== WORK REQUEST ==
List, from the lines below, each one with "lumen" in it.

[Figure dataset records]
Segment Open

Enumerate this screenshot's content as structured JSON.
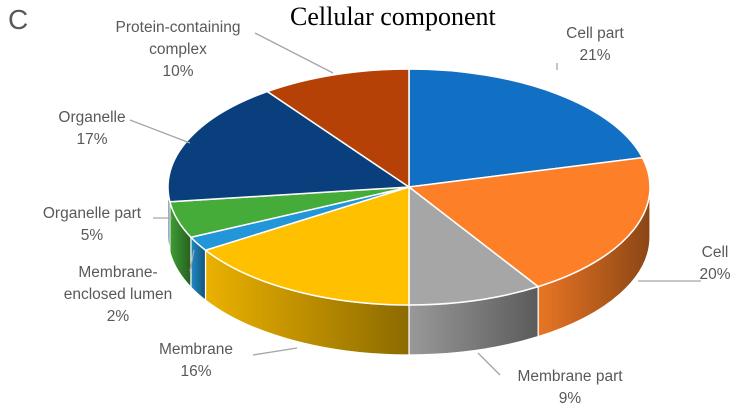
{
  "panel_letter": "C",
  "chart_data": {
    "type": "pie",
    "title": "Cellular component",
    "slices": [
      {
        "name": "Cell part",
        "value": 21,
        "label": "21%",
        "color": "#1270c4"
      },
      {
        "name": "Cell",
        "value": 20,
        "label": "20%",
        "color": "#fd7f27"
      },
      {
        "name": "Membrane part",
        "value": 9,
        "label": "9%",
        "color": "#a6a6a6"
      },
      {
        "name": "Membrane",
        "value": 16,
        "label": "16%",
        "color": "#ffc000"
      },
      {
        "name": "Membrane-enclosed lumen",
        "value": 2,
        "label": "2%",
        "color": "#2396d9"
      },
      {
        "name": "Organelle part",
        "value": 5,
        "label": "5%",
        "color": "#45ac3a"
      },
      {
        "name": "Organelle",
        "value": 17,
        "label": "17%",
        "color": "#083f7c"
      },
      {
        "name": "Protein-containing complex",
        "value": 10,
        "label": "10%",
        "color": "#b54107"
      }
    ],
    "label_lines": [
      [
        "Cell part",
        "21%"
      ],
      [
        "Cell",
        "20%"
      ],
      [
        "Membrane part",
        "9%"
      ],
      [
        "Membrane",
        "16%"
      ],
      [
        "Membrane-",
        "enclosed lumen",
        "2%"
      ],
      [
        "Organelle part",
        "5%"
      ],
      [
        "Organelle",
        "17%"
      ],
      [
        "Protein-containing",
        "complex",
        "10%"
      ]
    ]
  }
}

Segment Closed

== ANSWER TO THE PROBLEM ==
        "name": "Membrane-enclosed lumen",
        "enclosed lumen",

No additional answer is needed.